Below are the records; pull every line that includes "program".

— start of RECORDS FOR THIS EXERCISE —

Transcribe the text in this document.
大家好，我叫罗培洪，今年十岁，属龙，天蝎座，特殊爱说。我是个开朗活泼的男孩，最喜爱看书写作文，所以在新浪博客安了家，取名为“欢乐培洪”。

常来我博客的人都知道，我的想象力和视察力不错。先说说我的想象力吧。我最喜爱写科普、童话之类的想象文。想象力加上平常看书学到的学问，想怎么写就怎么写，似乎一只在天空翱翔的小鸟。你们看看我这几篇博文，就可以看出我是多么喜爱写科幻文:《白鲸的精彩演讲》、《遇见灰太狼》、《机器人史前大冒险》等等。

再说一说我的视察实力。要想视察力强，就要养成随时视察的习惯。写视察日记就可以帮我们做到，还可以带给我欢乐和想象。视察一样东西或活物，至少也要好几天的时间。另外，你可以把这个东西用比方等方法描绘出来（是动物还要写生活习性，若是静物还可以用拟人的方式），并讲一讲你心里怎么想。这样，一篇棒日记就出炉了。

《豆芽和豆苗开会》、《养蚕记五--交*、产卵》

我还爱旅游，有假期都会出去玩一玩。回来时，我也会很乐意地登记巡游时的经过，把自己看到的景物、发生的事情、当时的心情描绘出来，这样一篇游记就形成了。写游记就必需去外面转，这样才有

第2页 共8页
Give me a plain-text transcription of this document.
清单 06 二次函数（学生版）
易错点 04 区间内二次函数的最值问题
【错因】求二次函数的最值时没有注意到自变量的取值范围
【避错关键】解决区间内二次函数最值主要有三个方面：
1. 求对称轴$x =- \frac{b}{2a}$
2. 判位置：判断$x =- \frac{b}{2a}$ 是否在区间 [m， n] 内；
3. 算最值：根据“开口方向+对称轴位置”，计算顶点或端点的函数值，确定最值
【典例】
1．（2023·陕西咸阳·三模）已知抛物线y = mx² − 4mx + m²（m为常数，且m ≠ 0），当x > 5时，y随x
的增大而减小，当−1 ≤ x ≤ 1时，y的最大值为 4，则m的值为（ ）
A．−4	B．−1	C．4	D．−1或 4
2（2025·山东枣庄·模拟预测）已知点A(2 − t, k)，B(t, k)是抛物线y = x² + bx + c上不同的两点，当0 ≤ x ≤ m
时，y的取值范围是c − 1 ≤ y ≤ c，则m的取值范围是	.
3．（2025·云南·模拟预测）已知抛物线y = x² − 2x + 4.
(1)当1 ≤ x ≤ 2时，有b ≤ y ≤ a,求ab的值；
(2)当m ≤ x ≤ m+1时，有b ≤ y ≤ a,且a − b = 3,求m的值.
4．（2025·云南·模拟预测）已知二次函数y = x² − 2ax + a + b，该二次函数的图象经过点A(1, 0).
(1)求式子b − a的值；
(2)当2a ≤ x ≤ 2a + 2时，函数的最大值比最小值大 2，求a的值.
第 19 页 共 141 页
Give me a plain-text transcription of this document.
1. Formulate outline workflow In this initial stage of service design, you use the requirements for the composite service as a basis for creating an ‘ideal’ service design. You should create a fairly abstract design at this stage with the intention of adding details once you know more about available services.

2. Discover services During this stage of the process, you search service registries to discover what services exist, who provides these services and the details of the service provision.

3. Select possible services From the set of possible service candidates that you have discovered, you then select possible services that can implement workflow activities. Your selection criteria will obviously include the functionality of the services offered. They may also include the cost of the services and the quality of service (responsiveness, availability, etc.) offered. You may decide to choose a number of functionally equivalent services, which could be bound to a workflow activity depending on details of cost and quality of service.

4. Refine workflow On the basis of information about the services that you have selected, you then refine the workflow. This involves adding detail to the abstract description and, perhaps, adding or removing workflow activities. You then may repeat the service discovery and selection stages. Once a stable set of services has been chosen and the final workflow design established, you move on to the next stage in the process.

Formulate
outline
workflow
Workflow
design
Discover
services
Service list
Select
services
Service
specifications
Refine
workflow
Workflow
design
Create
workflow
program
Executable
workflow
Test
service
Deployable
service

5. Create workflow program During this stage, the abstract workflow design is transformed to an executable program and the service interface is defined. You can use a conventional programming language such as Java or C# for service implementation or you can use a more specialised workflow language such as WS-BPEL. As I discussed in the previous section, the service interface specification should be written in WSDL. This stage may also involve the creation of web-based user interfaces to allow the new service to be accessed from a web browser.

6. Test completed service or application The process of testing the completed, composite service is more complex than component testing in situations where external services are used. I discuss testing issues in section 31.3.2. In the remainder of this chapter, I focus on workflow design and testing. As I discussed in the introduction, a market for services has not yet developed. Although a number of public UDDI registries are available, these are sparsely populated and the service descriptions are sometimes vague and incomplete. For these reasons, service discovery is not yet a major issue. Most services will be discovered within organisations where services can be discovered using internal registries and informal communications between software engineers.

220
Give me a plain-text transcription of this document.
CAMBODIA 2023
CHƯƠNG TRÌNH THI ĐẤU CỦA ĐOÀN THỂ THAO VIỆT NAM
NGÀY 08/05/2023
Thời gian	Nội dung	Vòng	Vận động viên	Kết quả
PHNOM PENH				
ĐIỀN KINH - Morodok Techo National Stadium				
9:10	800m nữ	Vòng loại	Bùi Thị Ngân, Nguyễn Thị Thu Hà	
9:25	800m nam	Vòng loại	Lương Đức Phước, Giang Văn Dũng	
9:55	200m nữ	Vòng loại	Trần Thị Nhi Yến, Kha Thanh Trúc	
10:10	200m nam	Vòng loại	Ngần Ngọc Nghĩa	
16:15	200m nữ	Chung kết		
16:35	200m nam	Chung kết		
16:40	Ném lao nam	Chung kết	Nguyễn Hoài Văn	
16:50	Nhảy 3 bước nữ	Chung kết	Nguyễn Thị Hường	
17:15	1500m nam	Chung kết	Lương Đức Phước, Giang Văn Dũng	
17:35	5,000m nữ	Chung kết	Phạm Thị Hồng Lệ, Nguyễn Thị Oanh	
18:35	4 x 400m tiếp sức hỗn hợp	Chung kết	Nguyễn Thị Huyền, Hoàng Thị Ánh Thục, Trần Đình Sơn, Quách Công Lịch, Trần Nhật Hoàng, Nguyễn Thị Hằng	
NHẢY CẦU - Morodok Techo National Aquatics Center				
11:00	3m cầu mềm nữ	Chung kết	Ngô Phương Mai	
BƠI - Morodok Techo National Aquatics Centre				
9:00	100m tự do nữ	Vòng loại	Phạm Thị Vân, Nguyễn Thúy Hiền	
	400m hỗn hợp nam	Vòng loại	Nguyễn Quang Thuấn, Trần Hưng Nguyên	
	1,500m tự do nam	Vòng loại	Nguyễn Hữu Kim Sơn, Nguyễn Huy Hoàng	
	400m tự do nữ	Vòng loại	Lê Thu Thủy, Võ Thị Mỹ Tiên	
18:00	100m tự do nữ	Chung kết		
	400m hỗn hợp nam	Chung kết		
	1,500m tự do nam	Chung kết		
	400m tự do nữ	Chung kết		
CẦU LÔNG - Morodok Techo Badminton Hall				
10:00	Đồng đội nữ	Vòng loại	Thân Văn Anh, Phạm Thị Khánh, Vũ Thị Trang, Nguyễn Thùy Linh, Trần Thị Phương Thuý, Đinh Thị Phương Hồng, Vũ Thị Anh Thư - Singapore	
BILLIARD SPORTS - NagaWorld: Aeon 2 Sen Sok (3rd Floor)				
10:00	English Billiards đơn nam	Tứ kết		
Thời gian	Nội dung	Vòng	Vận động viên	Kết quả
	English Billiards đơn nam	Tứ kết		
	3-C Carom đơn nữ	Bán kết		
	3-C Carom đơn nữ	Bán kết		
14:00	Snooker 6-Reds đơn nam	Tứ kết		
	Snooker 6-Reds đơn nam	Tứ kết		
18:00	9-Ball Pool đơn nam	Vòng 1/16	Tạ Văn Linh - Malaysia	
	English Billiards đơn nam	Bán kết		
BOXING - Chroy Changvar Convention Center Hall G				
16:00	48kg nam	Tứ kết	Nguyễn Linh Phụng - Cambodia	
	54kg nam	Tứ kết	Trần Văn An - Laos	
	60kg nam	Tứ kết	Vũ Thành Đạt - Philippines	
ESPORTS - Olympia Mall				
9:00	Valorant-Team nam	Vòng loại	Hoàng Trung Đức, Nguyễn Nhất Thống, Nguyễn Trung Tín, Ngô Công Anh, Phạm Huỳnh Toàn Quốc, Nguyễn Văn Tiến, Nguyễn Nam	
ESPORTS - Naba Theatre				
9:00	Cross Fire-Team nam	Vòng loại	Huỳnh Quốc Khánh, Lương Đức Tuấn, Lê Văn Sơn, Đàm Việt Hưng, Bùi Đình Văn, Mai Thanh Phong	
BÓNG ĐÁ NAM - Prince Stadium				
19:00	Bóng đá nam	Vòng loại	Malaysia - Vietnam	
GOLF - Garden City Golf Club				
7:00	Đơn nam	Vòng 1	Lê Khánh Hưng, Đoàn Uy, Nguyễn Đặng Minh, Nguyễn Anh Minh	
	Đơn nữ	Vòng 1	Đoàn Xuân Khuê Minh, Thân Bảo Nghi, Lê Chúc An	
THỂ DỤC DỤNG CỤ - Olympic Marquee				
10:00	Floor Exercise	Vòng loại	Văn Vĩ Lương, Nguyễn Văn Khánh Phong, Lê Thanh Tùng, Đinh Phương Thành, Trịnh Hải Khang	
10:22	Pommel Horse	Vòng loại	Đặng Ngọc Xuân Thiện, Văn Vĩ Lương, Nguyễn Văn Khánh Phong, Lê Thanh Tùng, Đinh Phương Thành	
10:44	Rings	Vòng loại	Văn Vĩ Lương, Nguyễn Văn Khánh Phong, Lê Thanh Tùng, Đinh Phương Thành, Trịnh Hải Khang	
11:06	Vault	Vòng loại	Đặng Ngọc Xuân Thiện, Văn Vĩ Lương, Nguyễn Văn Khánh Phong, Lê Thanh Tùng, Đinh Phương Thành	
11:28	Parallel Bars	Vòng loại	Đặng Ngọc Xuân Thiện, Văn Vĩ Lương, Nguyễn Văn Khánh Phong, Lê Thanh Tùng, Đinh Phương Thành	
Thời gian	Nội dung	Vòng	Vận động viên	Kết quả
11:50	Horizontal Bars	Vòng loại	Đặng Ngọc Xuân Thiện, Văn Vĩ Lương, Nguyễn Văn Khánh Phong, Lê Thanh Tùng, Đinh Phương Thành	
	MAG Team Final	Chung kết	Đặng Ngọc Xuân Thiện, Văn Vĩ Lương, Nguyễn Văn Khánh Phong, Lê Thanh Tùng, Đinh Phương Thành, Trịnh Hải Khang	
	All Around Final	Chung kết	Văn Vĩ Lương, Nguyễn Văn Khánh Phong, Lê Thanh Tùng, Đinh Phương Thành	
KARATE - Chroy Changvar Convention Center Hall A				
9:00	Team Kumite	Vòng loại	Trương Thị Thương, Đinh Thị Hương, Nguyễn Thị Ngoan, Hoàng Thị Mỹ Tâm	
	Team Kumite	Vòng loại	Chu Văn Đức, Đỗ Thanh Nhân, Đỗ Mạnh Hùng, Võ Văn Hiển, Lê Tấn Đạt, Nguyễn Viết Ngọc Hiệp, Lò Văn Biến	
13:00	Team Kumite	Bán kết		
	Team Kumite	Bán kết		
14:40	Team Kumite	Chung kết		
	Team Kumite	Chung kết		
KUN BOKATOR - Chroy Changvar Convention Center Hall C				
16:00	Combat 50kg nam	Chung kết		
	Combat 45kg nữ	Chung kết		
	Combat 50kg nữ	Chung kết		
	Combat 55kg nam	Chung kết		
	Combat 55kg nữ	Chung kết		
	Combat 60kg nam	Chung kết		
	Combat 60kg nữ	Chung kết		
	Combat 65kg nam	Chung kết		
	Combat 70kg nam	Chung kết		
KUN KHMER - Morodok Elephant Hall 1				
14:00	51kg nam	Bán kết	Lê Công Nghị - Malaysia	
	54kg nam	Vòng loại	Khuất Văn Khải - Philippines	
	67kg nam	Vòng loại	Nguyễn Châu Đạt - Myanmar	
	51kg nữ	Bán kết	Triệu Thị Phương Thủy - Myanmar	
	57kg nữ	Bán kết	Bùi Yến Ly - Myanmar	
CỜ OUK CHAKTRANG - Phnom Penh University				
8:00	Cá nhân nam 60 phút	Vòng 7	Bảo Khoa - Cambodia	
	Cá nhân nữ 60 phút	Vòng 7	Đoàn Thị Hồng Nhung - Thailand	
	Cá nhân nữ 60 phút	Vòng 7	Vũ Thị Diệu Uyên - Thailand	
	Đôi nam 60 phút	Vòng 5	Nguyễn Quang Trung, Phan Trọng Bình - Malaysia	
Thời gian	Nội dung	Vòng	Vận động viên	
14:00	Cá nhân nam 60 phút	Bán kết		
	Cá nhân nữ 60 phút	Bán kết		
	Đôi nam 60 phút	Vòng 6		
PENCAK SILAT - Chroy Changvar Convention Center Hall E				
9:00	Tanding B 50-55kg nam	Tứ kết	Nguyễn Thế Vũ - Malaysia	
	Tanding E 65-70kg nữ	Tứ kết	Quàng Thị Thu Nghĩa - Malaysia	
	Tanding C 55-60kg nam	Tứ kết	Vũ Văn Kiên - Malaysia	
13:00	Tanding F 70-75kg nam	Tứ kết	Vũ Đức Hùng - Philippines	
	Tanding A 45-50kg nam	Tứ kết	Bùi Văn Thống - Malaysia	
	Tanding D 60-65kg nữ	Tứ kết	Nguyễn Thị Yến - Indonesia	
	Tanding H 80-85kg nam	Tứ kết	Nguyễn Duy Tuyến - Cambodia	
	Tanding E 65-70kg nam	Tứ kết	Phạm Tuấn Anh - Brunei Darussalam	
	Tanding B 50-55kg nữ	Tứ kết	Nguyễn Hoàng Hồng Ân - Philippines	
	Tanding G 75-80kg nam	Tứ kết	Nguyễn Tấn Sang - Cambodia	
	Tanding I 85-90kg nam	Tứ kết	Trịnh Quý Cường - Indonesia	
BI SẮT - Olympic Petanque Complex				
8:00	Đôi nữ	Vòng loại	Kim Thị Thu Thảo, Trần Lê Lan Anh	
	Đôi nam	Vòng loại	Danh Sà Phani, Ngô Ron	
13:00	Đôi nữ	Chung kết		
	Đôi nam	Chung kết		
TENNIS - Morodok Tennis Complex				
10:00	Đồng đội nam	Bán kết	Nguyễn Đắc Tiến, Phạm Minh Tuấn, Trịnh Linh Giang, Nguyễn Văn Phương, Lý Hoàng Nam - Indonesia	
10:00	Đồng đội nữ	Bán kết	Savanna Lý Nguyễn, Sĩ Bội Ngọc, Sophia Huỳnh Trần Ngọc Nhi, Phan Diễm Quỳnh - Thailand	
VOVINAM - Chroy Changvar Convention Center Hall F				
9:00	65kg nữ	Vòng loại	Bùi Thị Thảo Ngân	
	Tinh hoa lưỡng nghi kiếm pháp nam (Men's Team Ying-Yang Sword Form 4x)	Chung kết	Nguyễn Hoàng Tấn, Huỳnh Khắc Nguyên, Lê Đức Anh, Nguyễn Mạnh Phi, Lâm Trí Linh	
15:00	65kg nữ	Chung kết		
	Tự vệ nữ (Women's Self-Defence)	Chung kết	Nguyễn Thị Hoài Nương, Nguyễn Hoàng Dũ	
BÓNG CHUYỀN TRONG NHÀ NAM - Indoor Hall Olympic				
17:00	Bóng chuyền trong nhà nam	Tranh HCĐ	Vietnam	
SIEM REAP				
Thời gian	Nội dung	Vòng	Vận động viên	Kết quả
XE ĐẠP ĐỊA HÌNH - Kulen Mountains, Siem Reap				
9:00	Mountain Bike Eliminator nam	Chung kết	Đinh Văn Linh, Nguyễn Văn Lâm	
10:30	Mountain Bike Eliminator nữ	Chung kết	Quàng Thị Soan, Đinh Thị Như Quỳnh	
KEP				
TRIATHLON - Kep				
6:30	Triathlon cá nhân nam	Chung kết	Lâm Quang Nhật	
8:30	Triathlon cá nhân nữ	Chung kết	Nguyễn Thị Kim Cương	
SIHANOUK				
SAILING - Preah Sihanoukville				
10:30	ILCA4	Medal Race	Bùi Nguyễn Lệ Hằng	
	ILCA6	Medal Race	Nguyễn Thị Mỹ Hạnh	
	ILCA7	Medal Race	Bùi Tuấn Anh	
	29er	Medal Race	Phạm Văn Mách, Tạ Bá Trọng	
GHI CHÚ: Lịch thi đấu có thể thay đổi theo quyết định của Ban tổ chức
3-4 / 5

— end of RECORDS FOR THIS EXERCISE —

## OUTPUT
program
5. Create workflow program During this stage, the abstract workflow design is transformed to an executable program and the service interface is defined. You can use a conventional programming language such as Java or C# for service implementation or you can use a more specialised workflow language such as WS-BPEL. As I discussed in the previous section, the service interface specification should be written in WSDL. This stage may also involve the creation of web-based user interfaces to allow the new service to be accessed from a web browser.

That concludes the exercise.